» Challenge
Extract each line of the records below that contains the word "this".

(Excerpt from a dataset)

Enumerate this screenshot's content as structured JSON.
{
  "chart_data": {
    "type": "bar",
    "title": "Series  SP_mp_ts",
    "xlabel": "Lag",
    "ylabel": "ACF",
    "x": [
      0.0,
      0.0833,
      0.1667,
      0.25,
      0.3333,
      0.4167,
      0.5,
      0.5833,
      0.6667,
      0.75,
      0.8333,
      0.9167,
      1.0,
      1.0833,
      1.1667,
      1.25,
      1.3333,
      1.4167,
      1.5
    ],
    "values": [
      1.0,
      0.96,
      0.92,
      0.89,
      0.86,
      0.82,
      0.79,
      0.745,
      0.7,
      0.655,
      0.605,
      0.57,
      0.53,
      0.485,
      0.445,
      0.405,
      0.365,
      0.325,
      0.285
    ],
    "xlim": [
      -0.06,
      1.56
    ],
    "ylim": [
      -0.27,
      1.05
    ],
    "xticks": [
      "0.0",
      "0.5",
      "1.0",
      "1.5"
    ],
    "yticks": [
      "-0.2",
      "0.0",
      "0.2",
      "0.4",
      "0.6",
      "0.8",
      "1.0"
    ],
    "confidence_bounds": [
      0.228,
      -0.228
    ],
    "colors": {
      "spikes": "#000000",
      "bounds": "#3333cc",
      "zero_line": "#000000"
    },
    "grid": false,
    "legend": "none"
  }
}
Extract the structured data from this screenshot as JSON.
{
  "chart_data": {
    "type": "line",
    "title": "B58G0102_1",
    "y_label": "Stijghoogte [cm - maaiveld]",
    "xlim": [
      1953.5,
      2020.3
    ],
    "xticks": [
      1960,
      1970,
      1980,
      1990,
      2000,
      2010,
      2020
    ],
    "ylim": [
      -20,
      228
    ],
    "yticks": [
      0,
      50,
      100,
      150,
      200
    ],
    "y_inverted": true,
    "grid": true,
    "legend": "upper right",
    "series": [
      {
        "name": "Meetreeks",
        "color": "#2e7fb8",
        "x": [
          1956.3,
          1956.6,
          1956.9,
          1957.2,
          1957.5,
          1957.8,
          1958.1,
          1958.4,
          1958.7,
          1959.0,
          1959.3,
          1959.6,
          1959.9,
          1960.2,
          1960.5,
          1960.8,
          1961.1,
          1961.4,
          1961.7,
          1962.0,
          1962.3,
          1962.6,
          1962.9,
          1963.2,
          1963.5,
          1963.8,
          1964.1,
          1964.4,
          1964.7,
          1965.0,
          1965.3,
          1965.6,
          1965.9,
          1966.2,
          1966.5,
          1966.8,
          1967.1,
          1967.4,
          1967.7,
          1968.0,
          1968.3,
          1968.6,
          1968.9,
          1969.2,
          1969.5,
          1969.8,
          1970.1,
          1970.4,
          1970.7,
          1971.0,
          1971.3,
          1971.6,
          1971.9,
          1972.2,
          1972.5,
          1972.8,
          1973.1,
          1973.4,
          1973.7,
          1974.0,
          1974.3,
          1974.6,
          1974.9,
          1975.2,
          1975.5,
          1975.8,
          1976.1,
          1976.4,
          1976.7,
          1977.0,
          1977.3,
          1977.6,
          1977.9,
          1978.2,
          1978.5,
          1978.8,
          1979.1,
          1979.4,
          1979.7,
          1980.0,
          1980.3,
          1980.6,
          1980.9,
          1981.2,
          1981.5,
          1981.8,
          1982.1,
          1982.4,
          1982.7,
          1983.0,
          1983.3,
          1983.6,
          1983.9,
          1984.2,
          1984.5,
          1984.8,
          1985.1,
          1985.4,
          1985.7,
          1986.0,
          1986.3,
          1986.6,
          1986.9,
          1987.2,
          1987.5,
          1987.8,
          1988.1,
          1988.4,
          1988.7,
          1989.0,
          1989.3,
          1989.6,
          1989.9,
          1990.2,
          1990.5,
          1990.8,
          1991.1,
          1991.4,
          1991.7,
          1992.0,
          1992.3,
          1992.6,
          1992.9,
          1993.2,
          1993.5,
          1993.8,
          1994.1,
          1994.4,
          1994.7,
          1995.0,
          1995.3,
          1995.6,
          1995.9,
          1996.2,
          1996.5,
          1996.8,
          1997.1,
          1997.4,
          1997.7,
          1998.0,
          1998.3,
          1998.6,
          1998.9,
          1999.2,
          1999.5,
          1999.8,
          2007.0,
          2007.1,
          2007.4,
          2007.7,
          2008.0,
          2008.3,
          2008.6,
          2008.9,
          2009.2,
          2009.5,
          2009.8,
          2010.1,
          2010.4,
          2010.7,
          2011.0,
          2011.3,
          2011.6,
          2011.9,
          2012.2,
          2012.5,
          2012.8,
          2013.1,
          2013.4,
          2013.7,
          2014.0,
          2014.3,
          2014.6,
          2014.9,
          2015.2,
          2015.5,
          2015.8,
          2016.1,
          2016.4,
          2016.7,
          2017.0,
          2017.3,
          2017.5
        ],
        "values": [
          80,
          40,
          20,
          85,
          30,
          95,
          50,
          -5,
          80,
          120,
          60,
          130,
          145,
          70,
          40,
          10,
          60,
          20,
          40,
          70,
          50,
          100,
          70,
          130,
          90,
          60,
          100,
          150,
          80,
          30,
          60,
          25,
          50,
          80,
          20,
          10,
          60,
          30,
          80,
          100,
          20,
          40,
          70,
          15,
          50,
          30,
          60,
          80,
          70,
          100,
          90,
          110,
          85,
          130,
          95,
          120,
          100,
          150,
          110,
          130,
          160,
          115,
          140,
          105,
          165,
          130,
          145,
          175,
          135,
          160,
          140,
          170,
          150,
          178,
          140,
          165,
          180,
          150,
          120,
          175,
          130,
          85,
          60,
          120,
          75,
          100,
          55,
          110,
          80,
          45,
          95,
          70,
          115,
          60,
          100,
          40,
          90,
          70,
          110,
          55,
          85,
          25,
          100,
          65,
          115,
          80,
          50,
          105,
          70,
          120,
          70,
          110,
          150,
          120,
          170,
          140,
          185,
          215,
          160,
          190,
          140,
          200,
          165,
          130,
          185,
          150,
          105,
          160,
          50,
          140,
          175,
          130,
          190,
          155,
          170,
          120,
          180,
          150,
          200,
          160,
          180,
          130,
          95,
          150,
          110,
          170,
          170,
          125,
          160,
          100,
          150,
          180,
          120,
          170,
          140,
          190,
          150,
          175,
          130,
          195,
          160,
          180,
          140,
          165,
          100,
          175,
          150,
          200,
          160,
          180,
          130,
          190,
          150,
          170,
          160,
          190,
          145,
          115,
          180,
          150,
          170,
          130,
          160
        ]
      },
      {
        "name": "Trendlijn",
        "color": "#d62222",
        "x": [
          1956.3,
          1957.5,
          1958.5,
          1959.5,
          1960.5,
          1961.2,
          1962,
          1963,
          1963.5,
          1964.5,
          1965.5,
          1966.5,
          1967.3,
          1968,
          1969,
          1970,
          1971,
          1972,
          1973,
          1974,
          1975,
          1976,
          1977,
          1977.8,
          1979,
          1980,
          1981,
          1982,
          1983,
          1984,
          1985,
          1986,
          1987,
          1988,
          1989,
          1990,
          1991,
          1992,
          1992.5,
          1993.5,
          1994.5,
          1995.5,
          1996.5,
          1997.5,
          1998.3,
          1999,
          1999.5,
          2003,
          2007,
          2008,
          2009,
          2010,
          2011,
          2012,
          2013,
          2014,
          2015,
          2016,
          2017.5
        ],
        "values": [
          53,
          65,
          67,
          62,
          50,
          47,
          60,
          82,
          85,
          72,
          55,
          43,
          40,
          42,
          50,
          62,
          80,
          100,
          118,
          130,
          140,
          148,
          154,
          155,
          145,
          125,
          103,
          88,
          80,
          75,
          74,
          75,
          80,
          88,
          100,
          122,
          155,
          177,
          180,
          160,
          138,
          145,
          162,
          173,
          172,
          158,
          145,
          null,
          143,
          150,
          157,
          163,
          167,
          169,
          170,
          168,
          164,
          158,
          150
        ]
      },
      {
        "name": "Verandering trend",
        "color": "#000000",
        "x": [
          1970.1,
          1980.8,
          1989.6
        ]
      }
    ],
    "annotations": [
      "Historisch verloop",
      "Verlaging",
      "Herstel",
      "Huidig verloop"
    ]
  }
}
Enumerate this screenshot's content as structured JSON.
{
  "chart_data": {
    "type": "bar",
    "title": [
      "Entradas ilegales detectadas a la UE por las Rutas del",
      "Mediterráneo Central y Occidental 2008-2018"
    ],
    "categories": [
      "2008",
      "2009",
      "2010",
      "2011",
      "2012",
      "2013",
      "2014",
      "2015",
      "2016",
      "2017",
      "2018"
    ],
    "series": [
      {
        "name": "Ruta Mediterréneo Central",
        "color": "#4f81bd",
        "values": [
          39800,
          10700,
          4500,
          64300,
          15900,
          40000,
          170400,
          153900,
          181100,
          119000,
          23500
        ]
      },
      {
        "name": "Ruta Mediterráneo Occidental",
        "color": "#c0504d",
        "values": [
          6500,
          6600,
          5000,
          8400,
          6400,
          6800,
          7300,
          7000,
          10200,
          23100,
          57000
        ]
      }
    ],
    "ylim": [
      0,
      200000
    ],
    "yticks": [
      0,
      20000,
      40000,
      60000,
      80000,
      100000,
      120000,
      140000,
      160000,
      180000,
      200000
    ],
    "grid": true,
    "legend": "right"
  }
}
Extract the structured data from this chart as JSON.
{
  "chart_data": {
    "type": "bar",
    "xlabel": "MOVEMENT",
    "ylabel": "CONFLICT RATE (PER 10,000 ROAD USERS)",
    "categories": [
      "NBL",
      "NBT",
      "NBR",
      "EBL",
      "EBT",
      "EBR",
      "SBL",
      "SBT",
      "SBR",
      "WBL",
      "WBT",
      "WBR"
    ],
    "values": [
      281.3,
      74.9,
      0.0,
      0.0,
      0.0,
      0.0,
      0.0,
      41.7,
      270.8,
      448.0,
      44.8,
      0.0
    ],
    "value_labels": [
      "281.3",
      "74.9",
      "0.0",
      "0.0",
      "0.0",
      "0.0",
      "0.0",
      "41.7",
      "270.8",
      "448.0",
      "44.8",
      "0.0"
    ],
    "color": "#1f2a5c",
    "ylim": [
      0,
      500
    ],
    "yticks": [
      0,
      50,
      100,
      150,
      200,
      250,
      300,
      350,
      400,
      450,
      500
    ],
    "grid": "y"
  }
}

» Task solution
Enumerate this screenshot's content as structured JSON.
Extract the structured data from this screenshot as JSON.
Enumerate this screenshot's content as structured JSON.
Extract the structured data from this chart as JSON.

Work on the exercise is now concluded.